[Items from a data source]
---*---

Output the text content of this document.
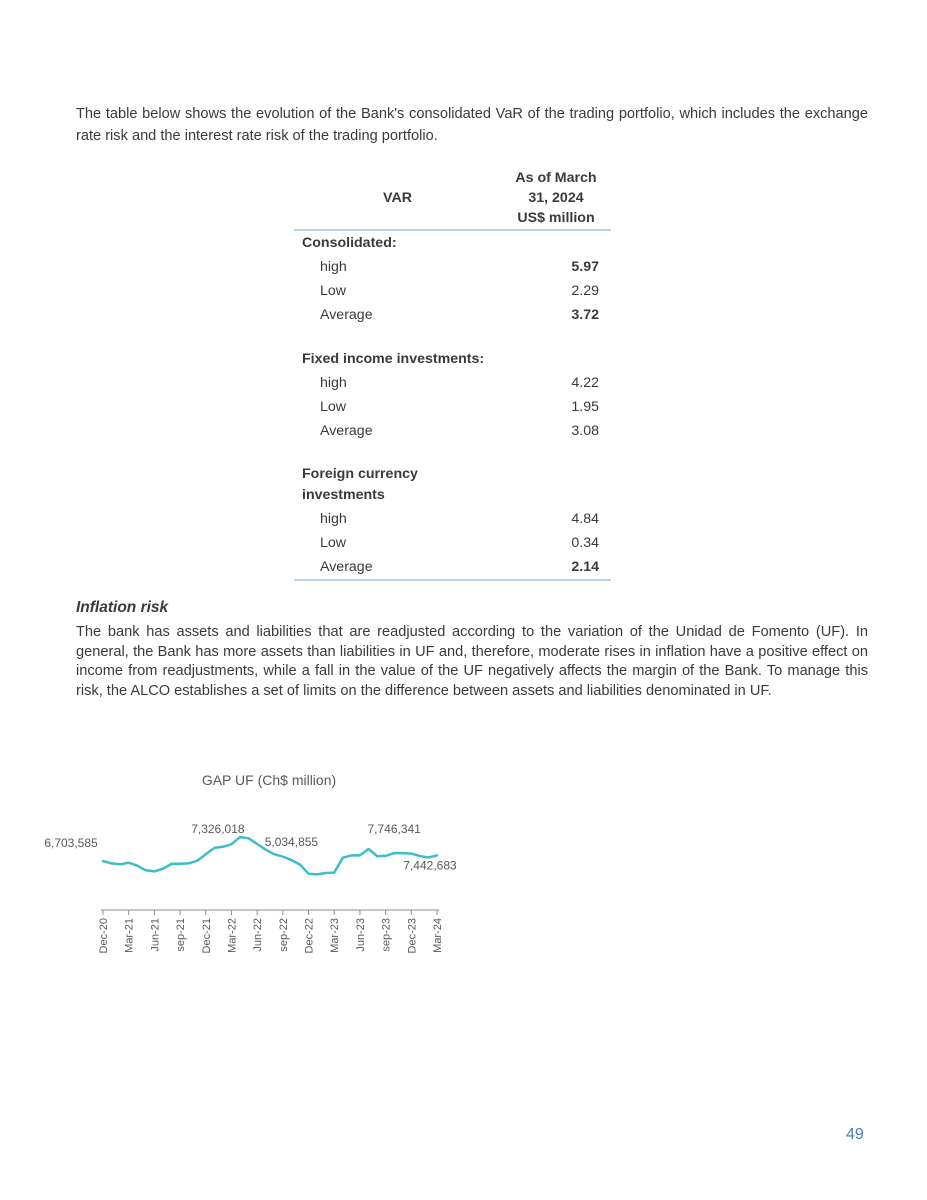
The table below shows the evolution of the Bank's consolidated VaR of the trading portfolio, which includes the exchange rate risk and the interest rate risk of the trading portfolio.

VAR	As of March
31, 2024
US$ million
Consolidated:	
high	5.97
Low	2.29
Average	3.72

Fixed income investments:	
high	4.22
Low	1.95
Average	3.08

Foreign currency
investments	
high	4.84
Low	0.34
Average	2.14
Inflation risk

The bank has assets and liabilities that are readjusted according to the variation of the Unidad de Fomento (UF). In general, the Bank has more assets than liabilities in UF and, therefore, moderate rises in inflation have a positive effect on income from readjustments, while a fall in the value of the UF negatively affects the margin of the Bank. To manage this risk, the ALCO establishes a set of limits on the difference between assets and liabilities denominated in UF.

GAP UF (Ch$ million)
Dec-20 Mar-21 Jun-21 sep-21 Dec-21 Mar-22 Jun-22 sep-22 Dec-22 Mar-23 Jun-23 sep-23 Dec-23 Mar-24
6,703,585
7,326,018
5,034,855
7,746,341
7,442,683
49
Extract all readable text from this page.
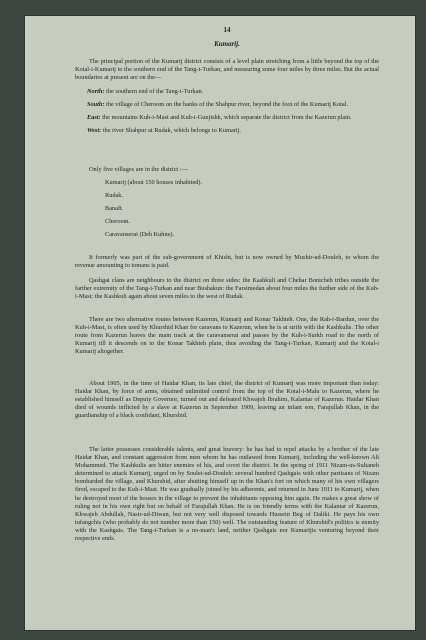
14
Kumarij.

The principal portion of the Kumarij district consists of a level plain stretching from a little beyond the top of the Kotal-i-Kumarij to the southern end of the Tang-i-Turkan, and measuring some four miles by three miles. But the actual boundaries at present are on the—

North: the southern end of the Tang-i-Turkan.

South: the village of Cheroom on the banks of the Shahpur river, beyond the foot of the Kumarij Kotal.

East: the mountains Kuh-i-Mast and Kuh-i-Gunjishk, which separate the district from the Kazerun plain.

West: the river Shahpur at Rudak, which belongs to Kumarij.

Only five villages are in the district :—

Kumarij (about 150 houses inhabited).
Rudak.
Banaft.
Cheroom.
Caravanserai (Deh Kuhne).

It formerly was part of the sub-government of Khisht, but is now owned by Mushir-ud-Douleh, to whom the revenue amounting to tomans is paid.

Qashgai clans are neighbours to the district on three sides: the Kashkuli and Chehar Bonicheh tribes outside the farther extremity of the Tang-i-Turkan and near Bushakun: the Farsimedan about four miles the further side of the Kuh-i-Mast: the Kashkuli again about seven miles to the west of Rudak.

There are two alternative routes between Kazerun, Kumarij and Konar Takhteh. One, the Rah-i-Bardun, over the Kuh-i-Mast, is often used by Khurshid Khan for caravans to Kazerun, when he is at strife with the Kashkulis. The other route from Kazerun leaves the main track at the caravanserai and passes by the Kuh-i-Surkh road to the north of Kumarij till it descends on to the Konar Takhteh plain, thus avoiding the Tang-i-Turkan, Kumarij and the Kotal-i Kumarij altogether.

About 1905, in the time of Haidar Khan, its late chief, the district of Kumarij was more important than today: Haidar Khan, by force of arms, obtained unlimited control from the top of the Kotal-i-Malu to Kazerun, where he established himself as Deputy Governor, turned out and defeated Khwajeh Ibrahim, Kalantar of Kazerun. Haidar Khan died of wounds inflicted by a slave at Kazerun in September 1909, leaving an infant son, Farajullah Khan, in the guardianship of a black confidant, Khurshid.

The latter possesses considerable talents, and great bravery: he has had to repel attacks by a brother of the late Haidar Khan, and constant aggression from men whom he has outlawed from Kumarij, including the well-known Ali Mohammed. The Kashkulis are bitter enemies of his, and covet the district. In the spring of 1911 Nizam-us-Sultaneh determined to attack Kumarij, urged on by Soulet-ud-Douleh: several hundred Qashgais with other partisans of Nizam bombarded the village, and Khurshid, after shutting himself up in the Khan's fort on which many of his own villagers fired, escaped to the Kuh-i-Mast. He was gradually joined by his adherents, and returned in June 1911 to Kumarij, when he destroyed most of the houses in the village to prevent the inhabitants opposing him again. He makes a great show of ruling not in his own right but on behalf of Farajullah Khan. He is on friendly terms with the Kalantar of Kazerun, Khwajeh Abdullah, Nasir-ud-Diwan, but not very well disposed towards Hussein Beg of Daliki. He pays his own tufangchis (who probably do not number more than 150) well. The outstanding feature of Khurshid's politics is enmity with the Kashgais. The Tang-i-Turkan is a no-man's land, neither Qashgais nor Kumarijis venturing beyond their respective ends.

---*---

◆ Do this:
Copy every line from the entries that contains the word "income".

◆ The response:
Fixed income investments:	
The bank has assets and liabilities that are readjusted according to the variation of the Unidad de Fomento (UF). In general, the Bank has more assets than liabilities in UF and, therefore, moderate rises in inflation have a positive effect on income from readjustments, while a fall in the value of the UF negatively affects the margin of the Bank. To manage this risk, the ALCO establishes a set of limits on the difference between assets and liabilities denominated in UF.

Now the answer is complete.